▶ [EXERCICE COURT A]:
Résumez en deux phrases le texte sur les vignobles d'altitude de la vallée de Uco.
▶ [EXERCICE COURT B]:
Écrivez la suite du texte sur les vignobles d'altitude de la vallée de Uco, à partir de l'endroit où il s'arrête.

Dans cet environnement presque hostile, Cepas del Plata étend son oasis sur 110 ha. « Avec la chaleur qui règne dans la plaine, j’ai toujours été obsédé par l’idée de trouver ces terrains frais jusqu’à 1 650 mètres », résume Hervé Birnie-Scott, propriétaire de plusieurs vignobles d’altitude et directeur du domaine Chandon, marque leader des vins mousseux locaux, mais aussi à l’origine du plus international Chandon Garden Spritz.
Les terroirs d’altitude
Petit-fils d’un Écossais implanté dans la Loire, ce Français, ingénieur agronome et œnologue, connaît aussi bien le vin que l’Argentine, où il a débarqué voilà plus de trente ans. Envoyé en défricheur par le groupe Moët-Hennessy, il reprend un peu l’esprit du fondateur de Chandon Argentina, Robert-Jean de Vogüé, et les images mythiques d’une 2CV immatriculée dans la Marne chevauchant la Pampa à la fin des années 50. On cultive la vigne dans cette vallée de Uco depuis deux siècles, mais longtemps pour en extraire de gros volumes de vin en vrac.
Dans les années 90, les terroirs d’altitude sont recherchés pour la production de pétillants de qualité que la chaleur des plaines compromet. Ici, à quelques dizaines de kilomètres de distance, les amplitudes thermiques peuvent être colossales. Des changements dantesques qui font souvent dire à Hervé Birnie-Scott qu’on peut passer dans la journée de l’Afrique du Nord à la Champagne !
Ana Paula Bartolucci sait bien tout cela. L’œnologue à l’origine de la création de Chandon Garden Spritz est née à San Martin, dans ces vignobles de plaine à l’est de Mendoza « où l’on recherche seulement la quantité », déplore-t-elle. « Après mes études d’œnologie, je suis allée en Afrique du Sud et en Espagne, mais mon objectif était de travailler à Mendoza dans des domaines qualitatifs, poursuit-elle. Je n’ai pas hésité quand j’ai eu la possibilité, en 2017, d’entrer chez Chandon, qui est dans l’innovation permanente.
Le Chandon Garden Spritz, le cocktail de l’été ?

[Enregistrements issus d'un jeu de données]
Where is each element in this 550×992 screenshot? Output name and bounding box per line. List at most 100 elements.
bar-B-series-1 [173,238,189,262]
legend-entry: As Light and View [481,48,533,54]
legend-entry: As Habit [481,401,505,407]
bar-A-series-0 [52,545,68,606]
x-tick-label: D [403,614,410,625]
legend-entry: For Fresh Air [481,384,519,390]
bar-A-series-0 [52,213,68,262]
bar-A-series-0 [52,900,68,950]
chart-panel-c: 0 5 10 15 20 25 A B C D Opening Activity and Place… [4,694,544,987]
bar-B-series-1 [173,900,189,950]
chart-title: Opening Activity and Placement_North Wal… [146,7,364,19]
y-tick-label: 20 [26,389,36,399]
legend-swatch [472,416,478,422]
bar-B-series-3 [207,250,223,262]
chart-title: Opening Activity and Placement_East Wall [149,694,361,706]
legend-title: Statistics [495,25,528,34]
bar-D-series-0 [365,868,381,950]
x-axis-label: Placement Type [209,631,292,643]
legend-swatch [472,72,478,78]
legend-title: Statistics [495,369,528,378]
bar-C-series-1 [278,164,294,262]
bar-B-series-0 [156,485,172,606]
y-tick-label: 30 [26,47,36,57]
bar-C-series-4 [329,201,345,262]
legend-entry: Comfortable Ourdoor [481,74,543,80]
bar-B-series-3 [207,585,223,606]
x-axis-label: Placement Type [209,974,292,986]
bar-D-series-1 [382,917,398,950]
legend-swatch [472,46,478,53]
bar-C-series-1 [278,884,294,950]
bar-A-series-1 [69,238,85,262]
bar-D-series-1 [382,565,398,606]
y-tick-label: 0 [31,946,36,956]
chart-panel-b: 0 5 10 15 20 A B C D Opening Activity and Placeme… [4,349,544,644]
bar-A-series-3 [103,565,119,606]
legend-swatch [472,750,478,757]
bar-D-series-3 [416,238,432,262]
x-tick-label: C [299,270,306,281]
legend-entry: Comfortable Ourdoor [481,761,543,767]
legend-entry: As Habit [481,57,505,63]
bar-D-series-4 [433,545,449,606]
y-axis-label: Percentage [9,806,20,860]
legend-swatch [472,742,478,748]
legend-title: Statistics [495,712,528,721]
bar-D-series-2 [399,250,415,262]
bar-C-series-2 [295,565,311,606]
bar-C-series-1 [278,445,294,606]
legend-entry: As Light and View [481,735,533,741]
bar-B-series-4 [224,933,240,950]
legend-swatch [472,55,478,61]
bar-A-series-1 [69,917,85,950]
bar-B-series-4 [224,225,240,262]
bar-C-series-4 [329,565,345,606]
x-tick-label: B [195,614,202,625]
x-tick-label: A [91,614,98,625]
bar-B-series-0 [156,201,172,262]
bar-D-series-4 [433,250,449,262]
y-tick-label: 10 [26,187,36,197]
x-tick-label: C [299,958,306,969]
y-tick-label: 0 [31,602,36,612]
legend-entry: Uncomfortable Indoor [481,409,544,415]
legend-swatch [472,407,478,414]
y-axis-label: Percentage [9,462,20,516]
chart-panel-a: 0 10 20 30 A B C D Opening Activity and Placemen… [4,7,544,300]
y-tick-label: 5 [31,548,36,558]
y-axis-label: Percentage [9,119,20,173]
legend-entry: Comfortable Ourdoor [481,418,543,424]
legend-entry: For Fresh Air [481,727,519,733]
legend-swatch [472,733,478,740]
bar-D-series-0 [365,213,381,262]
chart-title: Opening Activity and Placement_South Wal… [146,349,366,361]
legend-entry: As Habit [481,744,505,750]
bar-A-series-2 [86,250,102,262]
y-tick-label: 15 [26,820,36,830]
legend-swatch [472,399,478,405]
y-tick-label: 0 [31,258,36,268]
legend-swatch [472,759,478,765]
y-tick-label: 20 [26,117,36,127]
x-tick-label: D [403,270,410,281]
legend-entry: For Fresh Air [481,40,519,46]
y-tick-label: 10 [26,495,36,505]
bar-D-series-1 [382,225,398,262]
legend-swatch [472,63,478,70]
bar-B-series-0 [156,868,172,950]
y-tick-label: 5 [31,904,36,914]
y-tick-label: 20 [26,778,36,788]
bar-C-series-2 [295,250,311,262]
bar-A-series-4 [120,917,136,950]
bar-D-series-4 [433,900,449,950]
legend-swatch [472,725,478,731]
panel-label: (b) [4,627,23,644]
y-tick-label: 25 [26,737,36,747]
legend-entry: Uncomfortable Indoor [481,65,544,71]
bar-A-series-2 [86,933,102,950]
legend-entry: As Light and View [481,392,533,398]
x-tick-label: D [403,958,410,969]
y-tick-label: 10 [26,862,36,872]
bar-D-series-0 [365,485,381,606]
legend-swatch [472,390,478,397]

▶ [RÉPONSE A]:
Hervé Birnie-Scott, directeur du domaine Chandon et œnologue envoyé par le groupe Moët-Hennessy, a toujours cherché des terrains frais jusqu'à 1 650 mètres, car les terroirs d'altitude sont recherchés depuis les années 90 pour produire des pétillants de qualité que la chaleur des plaines compromet. Ana Paula Bartolucci, l'œnologue à l'origine du Chandon Garden Spritz, est née dans les vignobles de plaine à l'est de Mendoza et est entrée chez Chandon en 2017 pour travailler dans des domaines qualitatifs.

▶ [RÉPONSE B]:
Il a fallu quatre ans pour mettre au point la recette de Chandon Garden Spritz ; elle peut bien être gardée en partie secrète. Particulièrement l’élaboration de la liqueur fabriquée à partir d’extraits naturels d’écorces d’oranges, d’herbes et d’épices (cardamone, gentiane…), sans arômes de synthèse ni colorants artificiels. Des oranges de la variété Valencia, dont le zeste est séché au four avant une macération dans de l’eau‑de‑vie de raisin, comme les épices qui entrent dans la composition.
Le vin mousseux est un Chandon Brut issu de chardonnay, pinot noir et sémillon, vinifié selon la méthode Charmat en cuve close (pas de prise de mousse en bouteille comme pour le champagne), afin de préserver le goût des raisins et d’obtenir un résultat plus fruité. L’assemblage final du macérat et du vin est réalisé à la mise en bouteille. L’amertume de l’orange et le caractère épicé viennent équilibrer la part sucrée du pétillant. Garden Spritz est prêt à boire : dans un verre plutôt large, avec quelques glaçons et une rondelle d’orange séchée pour habiller la dégustation.
Pour Garden Spritz, l’idée est d’abord de coller au goût local quand bien même Chandon est devenue une marque mondiale. « Les Argentins aiment l’amertume, le défi étant de l’intégrer dans un vin effervescent. Il nous a fallu quatre ans pour trouver la bonne recette à partir du choix de l’orange, la variété Valencia, pour élaborer une liqueur qui donnerait de la personnalité au produit final », explique l’œnologue de 32 ans depuis son antre sombre d’alchimiste des saveurs, au cœur du chai de Chandon, où elle prépare ses macérations. Les tests auront été nombreux avant la mise au point finale de ce spritz prêt à boire.
« La 64e proposition a été la bonne, sourit Diego Ribbert, le chef de cave. C’était un peu spécial d’associer du bitter à notre mousseux brut, mais nous avons été convaincus par la qualité et la naturalité du produit. » Les consommateurs ont vite adhéré : 650 000 bouteilles de Chandon Garden Spritz sont écoulées localement et 1,7 million à l’export, notamment en France, où la boisson a fait son entrée il y a deux ans.
« Nous sommes un peu dépassés par le succès, avec une croissance de 30 % par an en Europe et aux Amériques, assure Morgane Pont-Bruyns, directrice de la culture Chandon. Notre domaine en Australie vient ainsi de lancer son Garden Spritz pour l’Asie-Pacifique. C’est un produit constant, que le consommateur reconnaît, avec une grande facilité pour le servir. »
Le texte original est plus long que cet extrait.